## DATA TO USE
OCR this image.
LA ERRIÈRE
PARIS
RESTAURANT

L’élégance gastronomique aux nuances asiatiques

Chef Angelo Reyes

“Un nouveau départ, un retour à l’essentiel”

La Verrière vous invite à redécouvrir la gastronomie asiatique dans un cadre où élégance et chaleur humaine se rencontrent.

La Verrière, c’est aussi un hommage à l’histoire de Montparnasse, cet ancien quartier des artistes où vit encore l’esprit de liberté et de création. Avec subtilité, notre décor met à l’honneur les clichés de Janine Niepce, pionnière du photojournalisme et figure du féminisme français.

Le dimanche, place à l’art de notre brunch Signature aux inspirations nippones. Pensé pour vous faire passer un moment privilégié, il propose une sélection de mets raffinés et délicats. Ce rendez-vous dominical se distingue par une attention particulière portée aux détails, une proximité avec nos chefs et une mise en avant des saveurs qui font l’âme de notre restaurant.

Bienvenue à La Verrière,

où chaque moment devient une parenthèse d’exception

## WHAT IS BEING ASKED
Select and copy each line from the data that includes the word "vous".

## WRITTEN RESPONSE
La Verrière vous invite à redécouvrir la gastronomie asiatique dans un cadre où élégance et chaleur humaine se rencontrent.
Le dimanche, place à l’art de notre brunch Signature aux inspirations nippones. Pensé pour vous faire passer un moment privilégié, il propose une sélection de mets raffinés et délicats. Ce rendez-vous dominical se distingue par une attention particulière portée aux détails, une proximité avec nos chefs et une mise en avant des saveurs qui font l’âme de notre restaurant.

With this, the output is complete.